══ EXTRACTED TEXT ══

Altadena () ("Alta", Spanish for "Upper", and "dena" from Pasadena) is an unincorporated area and census-designated place in the Verdugo Mountains region of Los Angeles County, California, approximately 14 miles (23 km) from the downtown Los Angeles Civic Center, and directly north of the city of Pasadena, California. The population was 42,777 at the 2010 census, up from 42,610 at the 2000 census.

Etymology 
The name Altadena derives from the Spanish alta, meaning "upper", and dena from Pasadena; the area is adjacent to, but at a higher elevation than, Pasadena.

History
In the mid-1860s, Benjamin S. Eaton first developed water sources from the Arroyo Seco and Eaton Canyon to irrigate his vineyard near the edge of Eaton Canyon. This made possible the development of Altadena, Pasadena, and South Pasadena. He did the construction for B. D. Wilson and Dr. John Griffin, who jointly owned the Mexican land grant of Rancho San Pascual, about , that would be the future sites of these three communities. They hoped to develop and sell this land in a real estate plan called the San Pasqual Plantation. Their efforts failed by 1870, despite Eaton's irrigation ditch that drew water from the site of present-day Jet Propulsion Laboratory (JPL) in the Arroyo Seco, because the land was relatively inaccessible and few believed crops could thrive that close to the mountains.

═══
══ LISTED RECORDS ══

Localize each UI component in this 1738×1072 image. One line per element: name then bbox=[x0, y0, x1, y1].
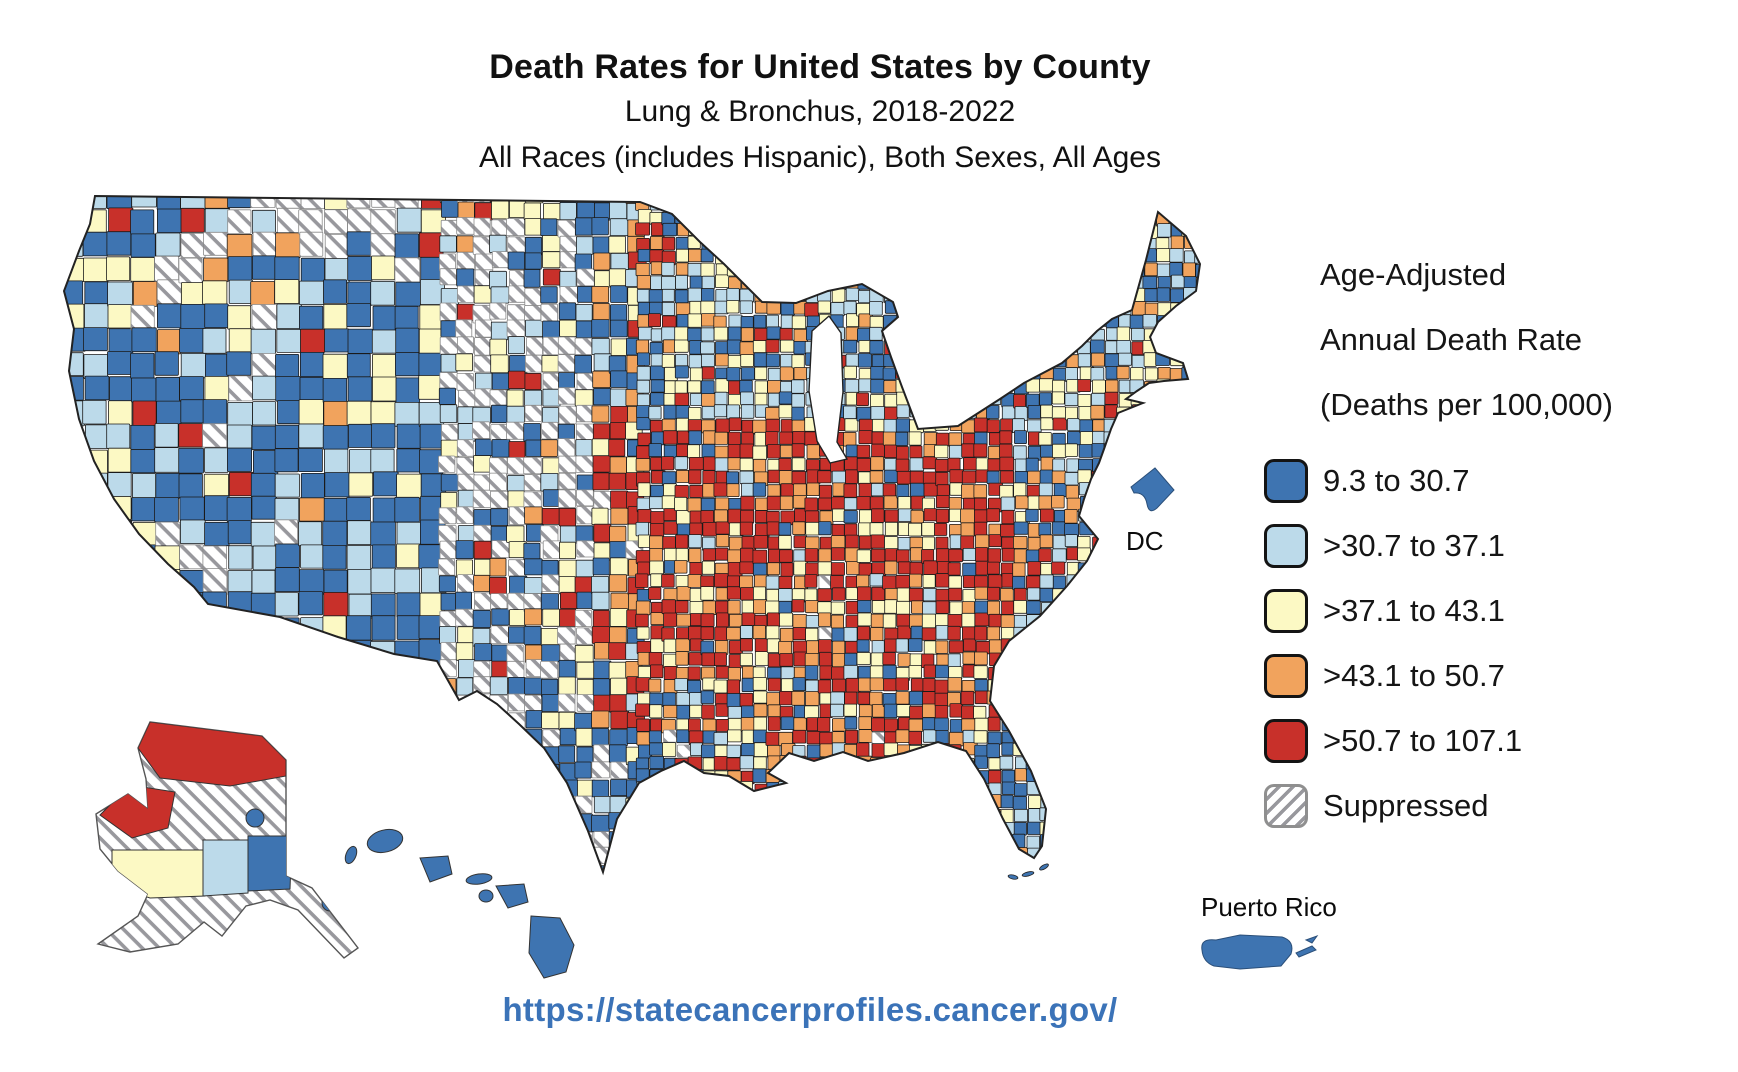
hawaii-kauai bbox=[366, 828, 404, 854]
legend-items: 9.3 to 30.7 >30.7 to 37.1 >37.1 to 43.1 >43… bbox=[1264, 458, 1724, 828]
legend-item-lb: >30.7 to 37.1 bbox=[1264, 523, 1724, 568]
legend-item-db: 9.3 to 30.7 bbox=[1264, 458, 1724, 503]
legend-swatch-suppressed bbox=[1264, 783, 1308, 828]
legend-heading-line3: (Deaths per 100,000) bbox=[1320, 387, 1613, 422]
puerto-rico-main-island bbox=[1201, 934, 1293, 970]
legend-heading: Age-Adjusted Annual Death Rate (Deaths p… bbox=[1320, 242, 1724, 437]
legend-label-db: 9.3 to 30.7 bbox=[1323, 462, 1470, 498]
hawaii-niihau bbox=[344, 845, 358, 865]
legend-swatch-re bbox=[1264, 718, 1308, 763]
subtitle-cancer-site: Lung & Bronchus, 2018-2022 bbox=[624, 94, 1016, 128]
legend-label-ha: Suppressed bbox=[1323, 787, 1489, 823]
legend: Age-Adjusted Annual Death Rate (Deaths p… bbox=[1264, 242, 1724, 849]
alaska-southcentral-lightblue bbox=[202, 839, 249, 897]
alaska-southeast-blue bbox=[247, 835, 293, 892]
source-link-container: https://statecancerprofiles.cancer.gov/ bbox=[0, 991, 1620, 1029]
legend-swatch-or bbox=[1264, 653, 1308, 698]
alaska-panhandle-blue bbox=[321, 894, 339, 912]
legend-swatch-ye bbox=[1264, 588, 1308, 633]
source-url-link[interactable]: https://statecancerprofiles.cancer.gov/ bbox=[502, 991, 1118, 1028]
legend-heading-line1: Age-Adjusted bbox=[1320, 257, 1507, 292]
hawaii-molokai bbox=[465, 873, 493, 885]
legend-swatch-db bbox=[1264, 458, 1308, 503]
legend-label-re: >50.7 to 107.1 bbox=[1323, 722, 1523, 758]
legend-item-or: >43.1 to 50.7 bbox=[1264, 653, 1724, 698]
puerto-rico-vieques bbox=[1295, 945, 1317, 958]
contiguous-us-outline bbox=[62, 194, 1202, 876]
title-block: Death Rates for United States by County … bbox=[0, 46, 1640, 182]
legend-item-re: >50.7 to 107.1 bbox=[1264, 718, 1724, 763]
hawaii-big-island bbox=[528, 915, 575, 979]
legend-label-lb: >30.7 to 37.1 bbox=[1323, 527, 1505, 563]
dc-label: DC bbox=[1126, 526, 1164, 556]
alaska-interior-blue-borough bbox=[245, 808, 265, 828]
hawaii-maui bbox=[495, 883, 529, 909]
legend-label-ye: >37.1 to 43.1 bbox=[1323, 592, 1505, 628]
hawaii bbox=[344, 828, 575, 979]
alaska-southwest-yellow bbox=[111, 849, 206, 899]
legend-heading-line2: Annual Death Rate bbox=[1320, 322, 1582, 357]
legend-item-ye: >37.1 to 43.1 bbox=[1264, 588, 1724, 633]
subtitle-population: All Races (includes Hispanic), Both Sexe… bbox=[479, 141, 1161, 174]
lake-michigan bbox=[808, 314, 849, 464]
florida-keys bbox=[1007, 863, 1049, 880]
puerto-rico-culebra bbox=[1304, 934, 1319, 944]
dc-shape bbox=[1130, 467, 1175, 512]
legend-swatch-lb bbox=[1264, 523, 1308, 568]
hawaii-oahu bbox=[419, 855, 453, 883]
puerto-rico bbox=[1201, 934, 1319, 970]
alaska bbox=[95, 721, 359, 959]
legend-item-ha: Suppressed bbox=[1264, 783, 1724, 828]
legend-label-or: >43.1 to 50.7 bbox=[1323, 657, 1505, 693]
hawaii-lanai bbox=[478, 889, 494, 903]
alaska-north-red bbox=[137, 722, 287, 787]
page-title: Death Rates for United States by County bbox=[489, 48, 1151, 86]
puerto-rico-label: Puerto Rico bbox=[1201, 892, 1337, 922]
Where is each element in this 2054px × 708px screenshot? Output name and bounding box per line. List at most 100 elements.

═══

TASK REQUIREMENTS:
a. Repeat the text about Altadena in full, word for word.
b. Reproduce the lines of the records from the line containing "hawaii-kauai bbox=[366, 828, 404, 854]" through the line containing "legend-swatch-re bbox=[1264, 718, 1308, 763]", including both of those lines.

COMPLETED EXERCISE:
a.
Altadena () ("Alta", Spanish for "Upper", and "dena" from Pasadena) is an unincorporated area and census-designated place in the Verdugo Mountains region of Los Angeles County, California, approximately 14 miles (23 km) from the downtown Los Angeles Civic Center, and directly north of the city of Pasadena, California. The population was 42,777 at the 2010 census, up from 42,610 at the 2000 census.

Etymology 
The name Altadena derives from the Spanish alta, meaning "upper", and dena from Pasadena; the area is adjacent to, but at a higher elevation than, Pasadena.

History
In the mid-1860s, Benjamin S. Eaton first developed water sources from the Arroyo Seco and Eaton Canyon to irrigate his vineyard near the edge of Eaton Canyon. This made possible the development of Altadena, Pasadena, and South Pasadena. He did the construction for B. D. Wilson and Dr. John Griffin, who jointly owned the Mexican land grant of Rancho San Pascual, about , that would be the future sites of these three communities. They hoped to develop and sell this land in a real estate plan called the San Pasqual Plantation. Their efforts failed by 1870, despite Eaton's irrigation ditch that drew water from the site of present-day Jet Propulsion Laboratory (JPL) in the Arroyo Seco, because the land was relatively inaccessible and few believed crops could thrive that close to the mountains.

b.
hawaii-kauai bbox=[366, 828, 404, 854]
legend-items: 9.3 to 30.7 >30.7 to 37.1 >37.1 to 43.1 >43… bbox=[1264, 458, 1724, 828]
legend-item-lb: >30.7 to 37.1 bbox=[1264, 523, 1724, 568]
legend-item-db: 9.3 to 30.7 bbox=[1264, 458, 1724, 503]
legend-swatch-suppressed bbox=[1264, 783, 1308, 828]
legend-heading-line3: (Deaths per 100,000) bbox=[1320, 387, 1613, 422]
puerto-rico-main-island bbox=[1201, 934, 1293, 970]
legend-heading: Age-Adjusted Annual Death Rate (Deaths p… bbox=[1320, 242, 1724, 437]
legend-label-db: 9.3 to 30.7 bbox=[1323, 462, 1470, 498]
hawaii-niihau bbox=[344, 845, 358, 865]
legend-swatch-re bbox=[1264, 718, 1308, 763]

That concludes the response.